Do this = Restate the data word for word and leave the images out.
— Start Task data —
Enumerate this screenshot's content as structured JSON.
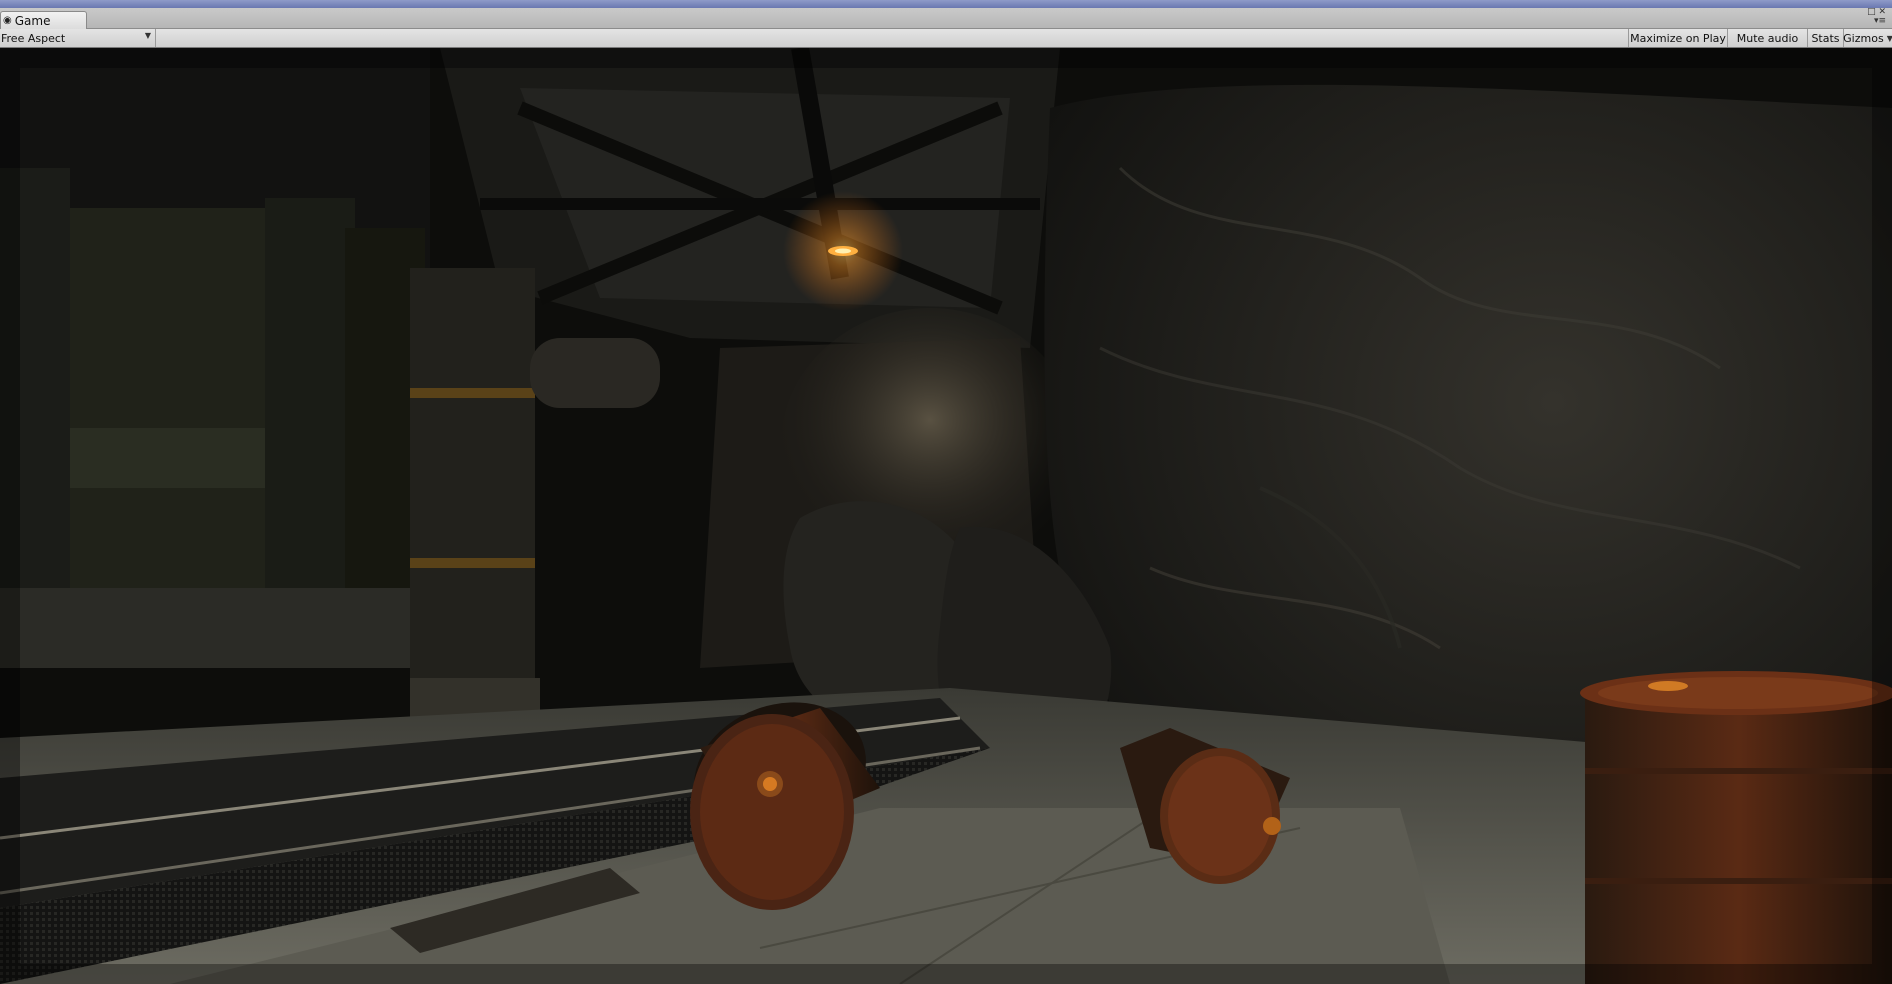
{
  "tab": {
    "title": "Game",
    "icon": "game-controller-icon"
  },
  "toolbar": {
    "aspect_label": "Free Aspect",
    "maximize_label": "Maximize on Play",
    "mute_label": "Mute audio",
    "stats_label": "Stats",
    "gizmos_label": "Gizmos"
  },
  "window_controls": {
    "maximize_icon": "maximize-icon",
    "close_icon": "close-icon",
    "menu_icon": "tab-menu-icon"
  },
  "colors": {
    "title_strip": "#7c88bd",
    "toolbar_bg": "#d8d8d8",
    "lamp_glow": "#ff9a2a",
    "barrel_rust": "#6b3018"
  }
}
— End Task data —
Exercise answer =
Enumerate this screenshot's content as structured JSON.
{
  "tab": {
    "title": "Game",
    "icon": "game-controller-icon"
  },
  "toolbar": {
    "aspect_label": "Free Aspect",
    "maximize_label": "Maximize on Play",
    "mute_label": "Mute audio",
    "stats_label": "Stats",
    "gizmos_label": "Gizmos"
  },
  "window_controls": {
    "maximize_icon": "maximize-icon",
    "close_icon": "close-icon",
    "menu_icon": "tab-menu-icon"
  },
  "colors": {
    "title_strip": "#7c88bd",
    "toolbar_bg": "#d8d8d8",
    "lamp_glow": "#ff9a2a",
    "barrel_rust": "#6b3018"
  }
}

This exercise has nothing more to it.